- Extracted entries:
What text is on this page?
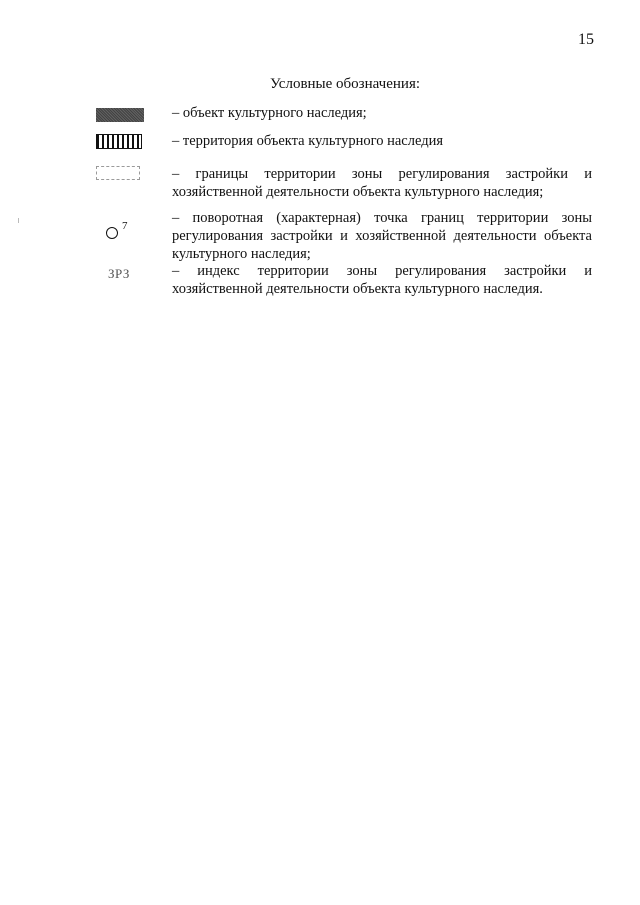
15
Условные обозначения:
– объект культурного наследия;
– территория объекта культурного наследия
– границы территории зоны регулирования застройки и хозяйственной деятельности объекта культурного наследия;
7	– поворотная (характерная) точка границ территории зоны регулирования застройки и хозяйственной деятельности объекта культурного наследия;
ЗРЗ	– индекс территории зоны регулирования застройки и хозяйственной деятельности объекта культурного наследия.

- Short task: Copy every line in the entries above that has the string "деятельности" in it.

- Correct response:
– границы территории зоны регулирования застройки и хозяйственной деятельности объекта культурного наследия;
7	– поворотная (характерная) точка границ территории зоны регулирования застройки и хозяйственной деятельности объекта культурного наследия;
ЗРЗ	– индекс территории зоны регулирования застройки и хозяйственной деятельности объекта культурного наследия.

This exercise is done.